===== Data for this task =====

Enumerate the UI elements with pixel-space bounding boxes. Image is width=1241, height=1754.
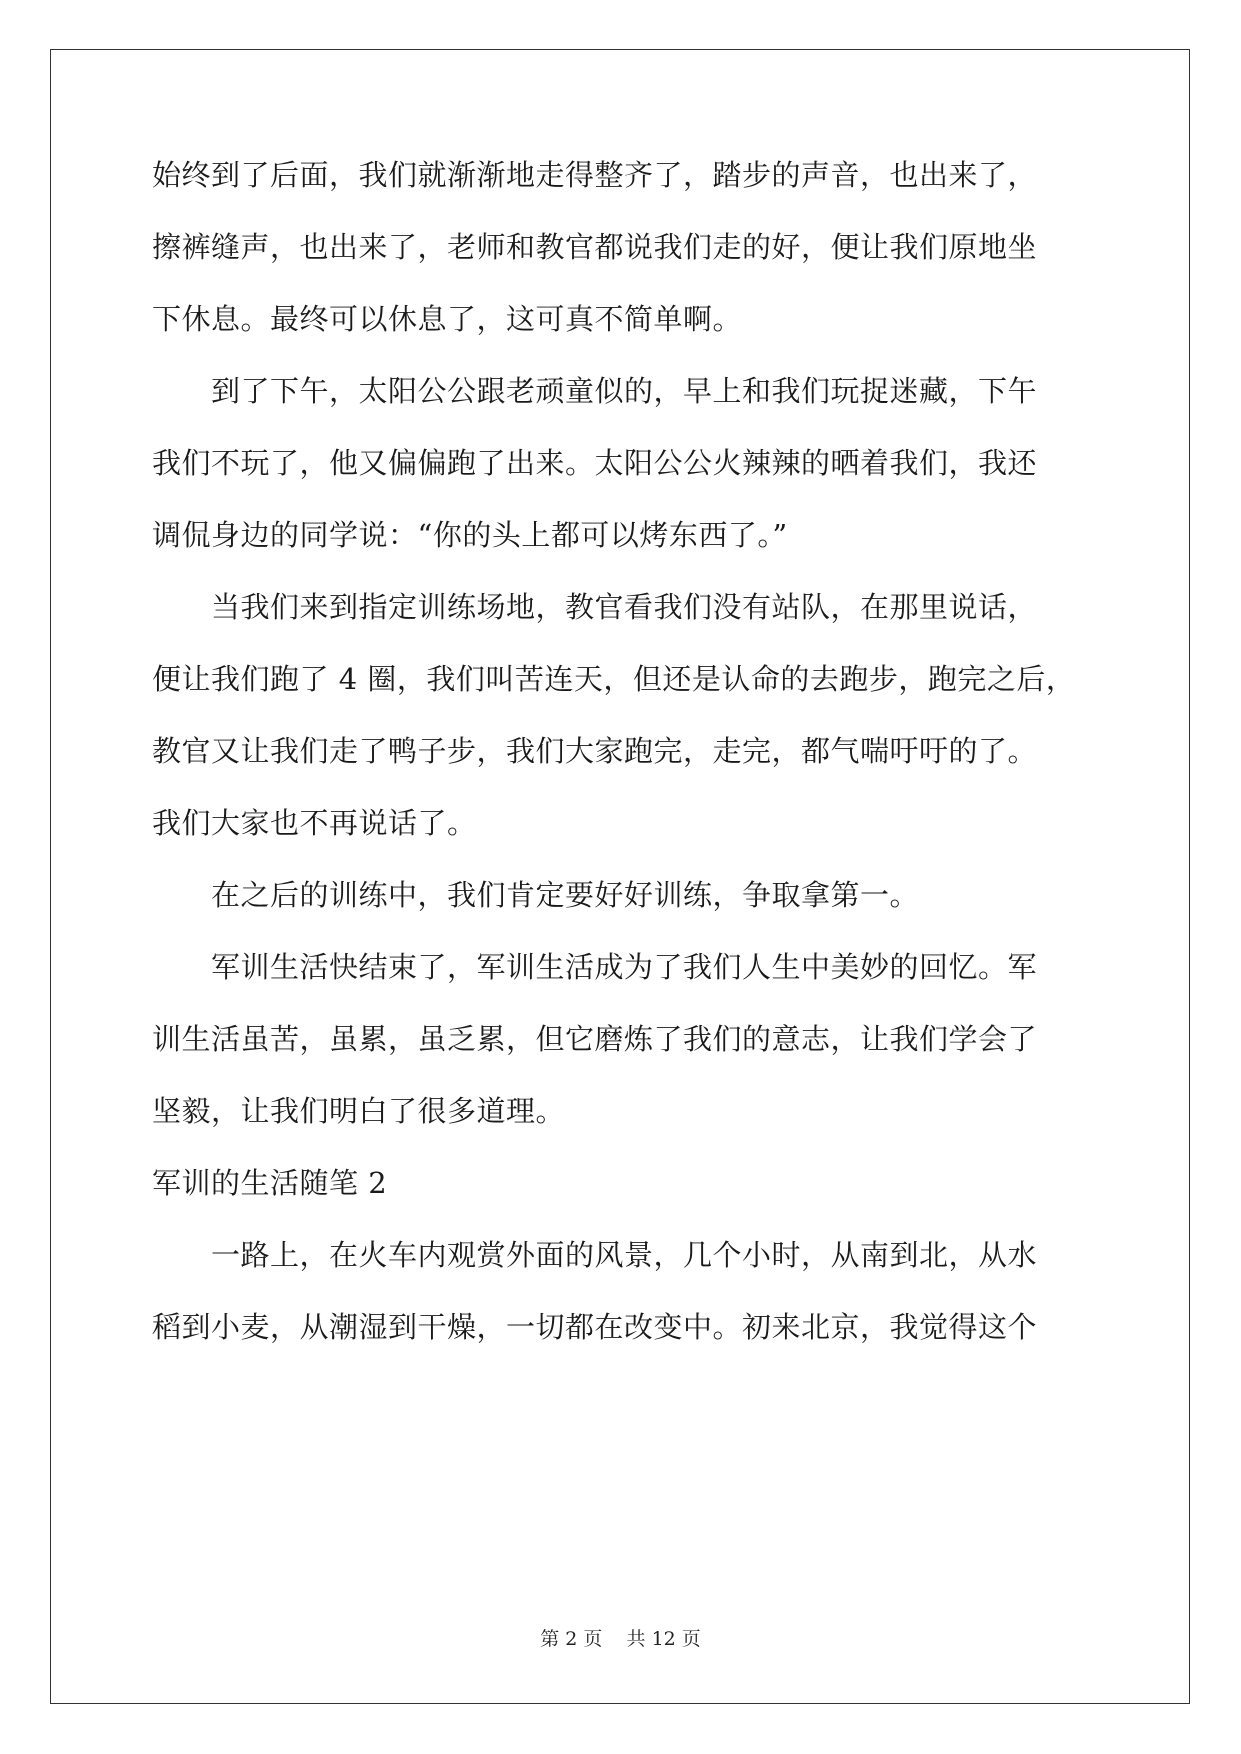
text-line: 教官又让我们走了鸭子步，我们大家跑完，走完，都气喘吁吁的了。	[152, 734, 1038, 768]
text-line: 调侃身边的同学说：“你的头上都可以烤东西了。”	[152, 518, 788, 552]
section-heading: 军训的生活随笔 2	[152, 1166, 388, 1200]
text-line: 在之后的训练中，我们肯定要好好训练，争取拿第一。	[152, 878, 920, 912]
text-line: 一路上，在火车内观赏外面的风景，几个小时，从南到北，从水	[152, 1238, 1038, 1272]
text-line: 稻到小麦，从潮湿到干燥，一切都在改变中。初来北京，我觉得这个	[152, 1310, 1038, 1344]
text-line: 下休息。最终可以休息了，这可真不简单啊。	[152, 302, 743, 336]
text-line: 始终到了后面，我们就渐渐地走得整齐了，踏步的声音，也出来了，	[152, 158, 1038, 192]
text-line: 便让我们跑了 4 圈，我们叫苦连天，但还是认命的去跑步，跑完之后，	[152, 662, 1076, 696]
text-line: 坚毅，让我们明白了很多道理。	[152, 1094, 566, 1128]
text-line: 我们不玩了，他又偏偏跑了出来。太阳公公火辣辣的晒着我们，我还	[152, 446, 1038, 480]
text-line: 当我们来到指定训练场地，教官看我们没有站队，在那里说话，	[152, 590, 1038, 624]
text-line: 到了下午，太阳公公跟老顽童似的，早上和我们玩捉迷藏，下午	[152, 374, 1038, 408]
text-line: 军训生活快结束了，军训生活成为了我们人生中美妙的回忆。军	[152, 950, 1038, 984]
page-number-footer: 第 2 页 共 12 页	[540, 1628, 701, 1650]
text-line: 擦裤缝声，也出来了，老师和教官都说我们走的好，便让我们原地坐	[152, 230, 1038, 264]
text-line: 训生活虽苦，虽累，虽乏累，但它磨炼了我们的意志，让我们学会了	[152, 1022, 1038, 1056]
text-line: 我们大家也不再说话了。	[152, 806, 477, 840]
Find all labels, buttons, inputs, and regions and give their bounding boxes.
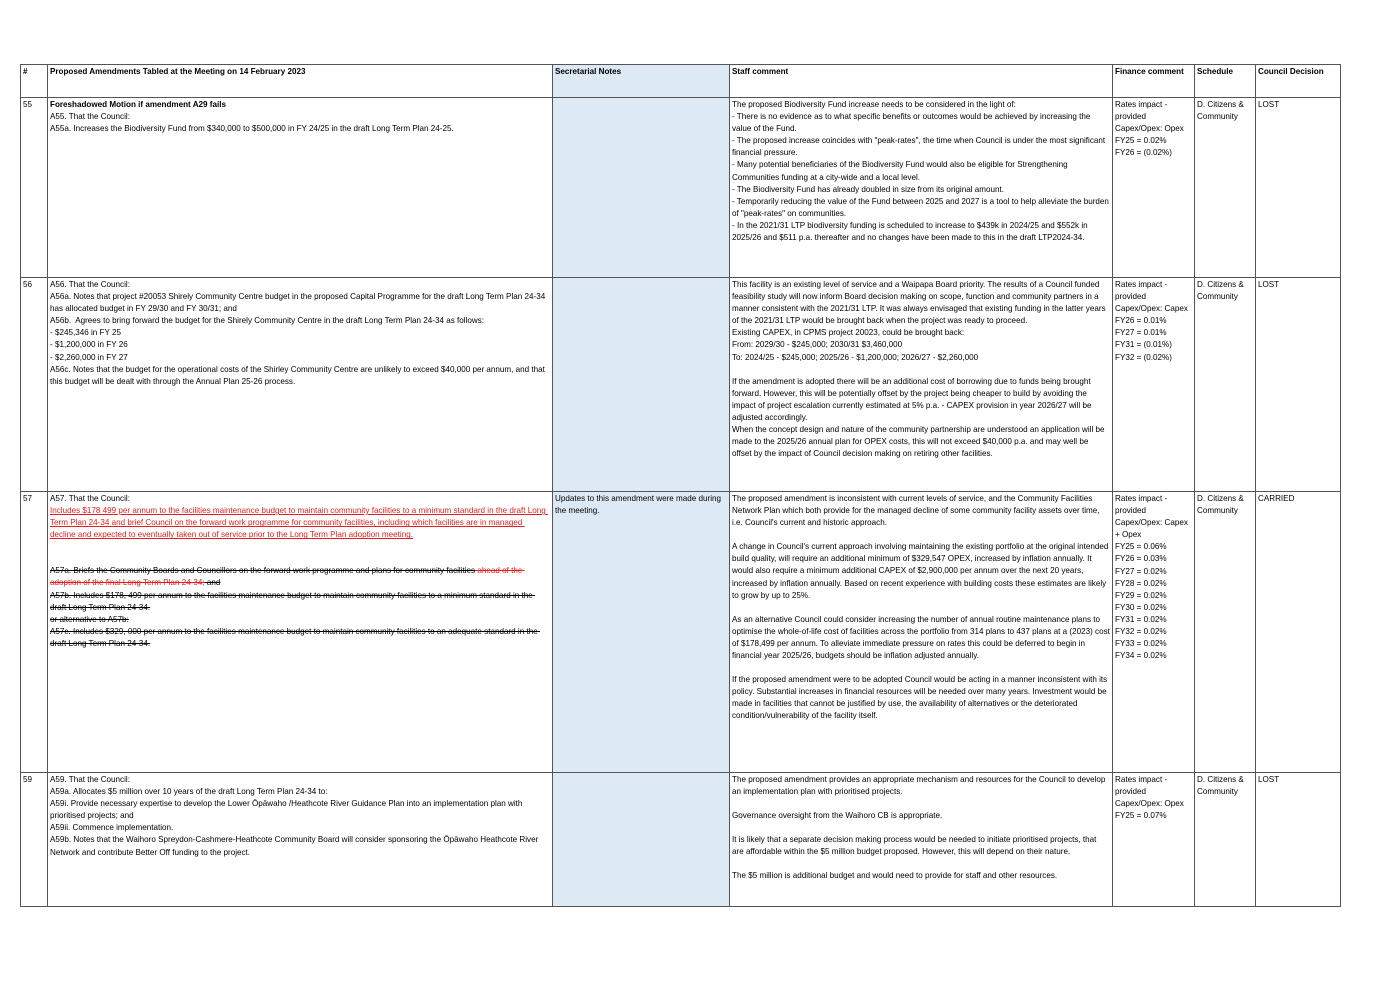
finance-line: Rates impact - provided xyxy=(1115,775,1170,797)
header-number: # xyxy=(21,65,48,98)
inserted-amendment-text: Includes $178 499 per annum to the facilities maintenance budget to maintain community facilities to a minimum standard in the draft Long Term Plan 24-34 and brief Council on the forward work programme for community facilities, including which facilities are in managed decline and expected to eventually taken out of service prior to the Long Term Plan adoption meeting. xyxy=(50,506,548,540)
finance-line: FY26 = 0.03% xyxy=(1115,554,1167,564)
finance-line: FY31 = (0.01%) xyxy=(1115,340,1172,350)
amendment-line: A56b. Agrees to bring forward the budget for the Shirely Community Centre in the draft Long Term Plan 24-34 as follows: xyxy=(50,316,484,326)
amendment-line: A59b. Notes that the Waihoro Spreydon-Cashmere-Heathcote Community Board will consider sponsoring the Ōpāwaho Heathcote River Network and contribute Better Off funding to the project. xyxy=(50,835,541,857)
finance-line: Capex/Opex: Capex + Opex xyxy=(1115,518,1191,540)
staff-line: - Many potential beneficiaries of the Biodiversity Fund would also be eligible for Strengthening Communities funding at a city-wide and a local level. xyxy=(732,160,1070,182)
red-struck-text: ahead of the adoption of the final Long Term Plan 24-34; xyxy=(50,566,525,588)
paragraph-gap xyxy=(50,553,550,565)
finance-line: FY31 = 0.02% xyxy=(1115,614,1167,624)
staff-line: If the proposed amendment were to be adopted Council would be acting in a manner inconsistent with its policy. Substantial increases in financial resources will be needed over many years. Investment would be made in facilities that cannot be justified by use, the availability of alternatives or the deteriorated condition/vulnerability of the facility itself. xyxy=(732,675,1110,721)
schedule-cell: D. Citizens & Community xyxy=(1195,98,1256,278)
staff-line: When the concept design and nature of the community partnership are understood an application will be made to the 2025/26 annual plan for OPEX costs, this will not exceed $40,000 p.a. and may well be offset by the impact of Council decision making on retiring other facilities. xyxy=(732,425,1107,459)
amendment-cell xyxy=(48,98,553,278)
struck-text: and xyxy=(204,578,221,588)
paragraph-gap xyxy=(732,858,1110,870)
header-council-decision: Council Decision xyxy=(1256,65,1341,98)
finance-line: Rates impact - provided xyxy=(1115,280,1170,302)
paragraph-gap xyxy=(50,541,550,553)
staff-line: This facility is an existing level of service and a Waipapa Board priority. The results of a Council funded feasibility study will now inform Board decision making on scope, function and community partners in a manner consistent with the 2021/31 LTP. It was always envisaged that existing funding in the latter years of the 2021/31 LTP would be brought back when the project was ready to proceed. xyxy=(732,280,1108,326)
header-finance-comment: Finance comment xyxy=(1113,65,1195,98)
header-amendment: Proposed Amendments Tabled at the Meeting on 14 February 2023 xyxy=(48,65,553,98)
schedule-cell: D. Citizens & Community xyxy=(1195,773,1256,907)
struck-amendment-a57b: A57b. Includes $178, 499 per annum to the facilities maintenance budget to maintain community facilities to a minimum standard in the draft Long Term Plan 24-34. xyxy=(50,590,535,612)
staff-line: As an alternative Council could consider increasing the number of annual routine maintenance plans to optimise the whole-of-life cost of facilities across the portfolio from 314 plans to 437 plans at a (2023) cost of $178,499 per annum. To alleviate immediate pressure on rates this could be deferred to begin in financial year 2025/26, budgets should be inflation adjusted annually. xyxy=(732,614,1113,661)
council-decision-cell: CARRIED xyxy=(1256,492,1341,773)
table-row xyxy=(21,492,1341,773)
amendment-line: - $2,260,000 in FY 27 xyxy=(50,352,128,362)
finance-line: FY33 = 0.02% xyxy=(1115,639,1167,649)
amendment-line: A57. That the Council: xyxy=(50,494,130,503)
staff-line: The proposed Biodiversity Fund increase needs to be considered in the light of: xyxy=(732,100,1016,109)
finance-line: FY25 = 0.06% xyxy=(1115,542,1167,552)
header-row xyxy=(21,65,1341,98)
finance-line: Rates impact - provided xyxy=(1115,100,1170,122)
amendment-line: - $245,346 in FY 25 xyxy=(50,328,121,338)
struck-alternative-note: or alternative to A57b: xyxy=(50,614,129,624)
finance-line: FY25 = 0.02% xyxy=(1115,136,1167,146)
staff-comment-cell xyxy=(730,98,1113,278)
header-schedule: Schedule xyxy=(1195,65,1256,98)
staff-line: The proposed amendment is inconsistent with current levels of service, and the Community Facilities Network Plan which both provide for the managed decline of some community facility assets over time, i.e. Council's current and historic approach. xyxy=(732,494,1102,528)
finance-line: FY29 = 0.02% xyxy=(1115,590,1167,600)
struck-text: A57a. Briefs the Community Boards and Councillors on the forward work programme and plans for community facilities xyxy=(50,566,476,576)
finance-line: FY28 = 0.02% xyxy=(1115,578,1167,588)
row-number: 59 xyxy=(21,773,48,907)
schedule-cell: D. Citizens & Community xyxy=(1195,492,1256,773)
paragraph-gap xyxy=(732,364,1110,376)
staff-line: - There is no evidence as to what specific benefits or outcomes would be achieved by increasing the value of the Fund. xyxy=(732,112,1093,134)
finance-line: FY25 = 0.07% xyxy=(1115,811,1167,821)
amendment-line: A59. That the Council: xyxy=(50,775,130,784)
row-number: 57 xyxy=(21,492,48,773)
paragraph-gap xyxy=(732,798,1110,810)
paragraph-gap xyxy=(732,529,1110,541)
amendment-cell xyxy=(48,773,553,907)
amendment-line: A59i. Provide necessary expertise to develop the Lower Ōpāwaho /Heathcote River Guidance Plan into an implementation plan with prioritised projects; and xyxy=(50,799,525,821)
amendment-line: A56a. Notes that project #20053 Shirely Community Centre budget in the proposed Capital Programme for the draft Long Term Plan 24-34 has allocated budget in FY 29/30 and FY 30/31; and xyxy=(50,292,548,314)
staff-comment-cell xyxy=(730,278,1113,492)
staff-line: Existing CAPEX, in CPMS project 20023, could be brought back: xyxy=(732,328,965,338)
amendments-table xyxy=(20,64,1341,907)
struck-amendment-a57c: A57c. Includes $329, 000 per annum to the facilities maintenance budget to maintain community facilities to an adequate standard in the draft Long Term Plan 24-34. xyxy=(50,626,540,648)
finance-line: Capex/Opex: Capex xyxy=(1115,304,1188,314)
finance-comment-cell xyxy=(1113,492,1195,773)
paragraph-gap xyxy=(732,822,1110,834)
staff-line: - In the 2021/31 LTP biodiversity funding is scheduled to increase to $439k in 2024/25 and $552k in 2025/26 and $511 p.a. thereafter and no changes have been made to this in the draft LTP2024-34. xyxy=(732,220,1090,243)
finance-line: Rates impact - provided xyxy=(1115,494,1170,516)
table-row xyxy=(21,278,1341,492)
finance-line: Capex/Opex: Opex xyxy=(1115,799,1184,809)
finance-line: FY32 = 0.02% xyxy=(1115,627,1167,637)
staff-line: - The proposed increase coincides with "peak-rates", the time when Council is under the most significant financial pressure. xyxy=(732,136,1108,158)
secretarial-notes-cell xyxy=(553,773,730,907)
header-secretarial-notes: Secretarial Notes xyxy=(553,65,730,98)
finance-line: FY26 = (0.02%) xyxy=(1115,148,1172,158)
staff-line: Governance oversight from the Waihoro CB is appropriate. xyxy=(732,811,943,821)
amendment-line: A56. That the Council: xyxy=(50,280,130,289)
staff-comment-cell xyxy=(730,492,1113,773)
amendment-line: - $1,200,000 in FY 26 xyxy=(50,340,128,350)
staff-line: - The Biodiversity Fund has already doubled in size from its original amount. xyxy=(732,184,1005,194)
staff-line: The $5 million is additional budget and would need to provide for staff and other resources. xyxy=(732,871,1058,881)
staff-line: From: 2029/30 - $245,000; 2030/31 $3,460,000 xyxy=(732,340,903,350)
secretarial-notes-cell: Updates to this amendment were made during the meeting. xyxy=(553,492,730,773)
amendment-line: A55. That the Council: xyxy=(50,112,130,122)
table-row xyxy=(21,773,1341,907)
finance-line: FY30 = 0.02% xyxy=(1115,602,1167,612)
staff-line: To: 2024/25 - $245,000; 2025/26 - $1,200,000; 2026/27 - $2,260,000 xyxy=(732,352,979,362)
finance-line: FY27 = 0.02% xyxy=(1115,566,1167,576)
finance-line: FY34 = 0.02% xyxy=(1115,651,1167,661)
council-decision-cell: LOST xyxy=(1256,98,1341,278)
amendment-line: A59ii. Commence implementation. xyxy=(50,823,174,833)
amendment-cell xyxy=(48,278,553,492)
council-decision-cell: LOST xyxy=(1256,278,1341,492)
paragraph-gap xyxy=(732,662,1110,674)
table-row xyxy=(21,98,1341,278)
staff-line: It is likely that a separate decision making process would be needed to initiate prioritised projects, that are affordable within the $5 million budget proposed. However, this will depend on their nature. xyxy=(732,835,1099,857)
schedule-cell: D. Citizens & Community xyxy=(1195,278,1256,492)
staff-comment-cell xyxy=(730,773,1113,907)
finance-line: FY26 = 0.01% xyxy=(1115,316,1167,326)
finance-line: FY32 = (0.02%) xyxy=(1115,352,1172,362)
finance-line: Capex/Opex: Opex xyxy=(1115,124,1184,134)
struck-amendment-a57a xyxy=(50,565,550,589)
staff-line: - Temporarily reducing the value of the Fund between 2025 and 2027 is a tool to help alleviate the burden of "peak-rates" on communities. xyxy=(732,196,1112,218)
council-decision-cell: LOST xyxy=(1256,773,1341,907)
staff-line: A change in Council's current approach involving maintaining the existing portfolio at the original intended build quality, will require an additional minimum of $329,547 OPEX, increased by inflation annually. It would also require a minimum additional CAPEX of $2,900,000 per annum over the next 20 years, increased by inflation annually. Based on recent experience with building costs these estimates are likely to grow by up to 25%. xyxy=(732,542,1111,600)
amendment-line: A55a. Increases the Biodiversity Fund from $340,000 to $500,000 in FY 24/25 in the draft Long Term Plan 24-25. xyxy=(50,124,454,134)
finance-comment-cell xyxy=(1113,773,1195,907)
secretarial-notes-cell xyxy=(553,278,730,492)
row-number: 55 xyxy=(21,98,48,278)
amendment-line: A56c. Notes that the budget for the operational costs of the Shirley Community Centre are unlikely to exceed $40,000 per annum, and that this budget will be dealt with through the Annual Plan 25-26 process. xyxy=(50,364,548,386)
row-number: 56 xyxy=(21,278,48,492)
staff-line: If the amendment is adopted there will be an additional cost of borrowing due to funds being brought forward. However, this will be potentially offset by the project being cheaper to build by avoiding the impact of project escalation currently estimated at 5% p.a. - CAPEX provision in year 2026/27 will be adjusted accordingly. xyxy=(732,376,1094,422)
amendment-cell xyxy=(48,492,553,773)
paragraph-gap xyxy=(732,602,1110,614)
finance-comment-cell xyxy=(1113,98,1195,278)
amendment-heading: Foreshadowed Motion if amendment A29 fails xyxy=(50,100,226,109)
staff-line: The proposed amendment provides an appropriate mechanism and resources for the Council to develop an implementation plan with prioritised projects. xyxy=(732,775,1108,797)
amendment-line: A59a. Allocates $5 million over 10 years of the draft Long Term Plan 24-34 to: xyxy=(50,787,328,797)
header-staff-comment: Staff comment xyxy=(730,65,1113,98)
secretarial-notes-cell xyxy=(553,98,730,278)
finance-line: FY27 = 0.01% xyxy=(1115,328,1167,338)
finance-comment-cell xyxy=(1113,278,1195,492)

=====

- **Do this**
Give the lines again from the line with "734, 1038, 768]" to the line with "806, 477, 840]", swapping "教官" for "教练" everywhere in them and changing nothing else.

- **Worked answer**
text-line: 教练又让我们走了鸭子步，我们大家跑完，走完，都气喘吁吁的了。	[152, 734, 1038, 768]
text-line: 调侃身边的同学说：“你的头上都可以烤东西了。”	[152, 518, 788, 552]
section-heading: 军训的生活随笔 2	[152, 1166, 388, 1200]
text-line: 在之后的训练中，我们肯定要好好训练，争取拿第一。	[152, 878, 920, 912]
text-line: 一路上，在火车内观赏外面的风景，几个小时，从南到北，从水	[152, 1238, 1038, 1272]
text-line: 稻到小麦，从潮湿到干燥，一切都在改变中。初来北京，我觉得这个	[152, 1310, 1038, 1344]
text-line: 下休息。最终可以休息了，这可真不简单啊。	[152, 302, 743, 336]
text-line: 始终到了后面，我们就渐渐地走得整齐了，踏步的声音，也出来了，	[152, 158, 1038, 192]
text-line: 便让我们跑了 4 圈，我们叫苦连天，但还是认命的去跑步，跑完之后，	[152, 662, 1076, 696]
text-line: 坚毅，让我们明白了很多道理。	[152, 1094, 566, 1128]
text-line: 我们不玩了，他又偏偏跑了出来。太阳公公火辣辣的晒着我们，我还	[152, 446, 1038, 480]
text-line: 当我们来到指定训练场地，教练看我们没有站队，在那里说话，	[152, 590, 1038, 624]
text-line: 到了下午，太阳公公跟老顽童似的，早上和我们玩捉迷藏，下午	[152, 374, 1038, 408]
text-line: 军训生活快结束了，军训生活成为了我们人生中美妙的回忆。军	[152, 950, 1038, 984]
page-number-footer: 第 2 页 共 12 页	[540, 1628, 701, 1650]
text-line: 擦裤缝声，也出来了，老师和教练都说我们走的好，便让我们原地坐	[152, 230, 1038, 264]
text-line: 训生活虽苦，虽累，虽乏累，但它磨炼了我们的意志，让我们学会了	[152, 1022, 1038, 1056]
text-line: 我们大家也不再说话了。	[152, 806, 477, 840]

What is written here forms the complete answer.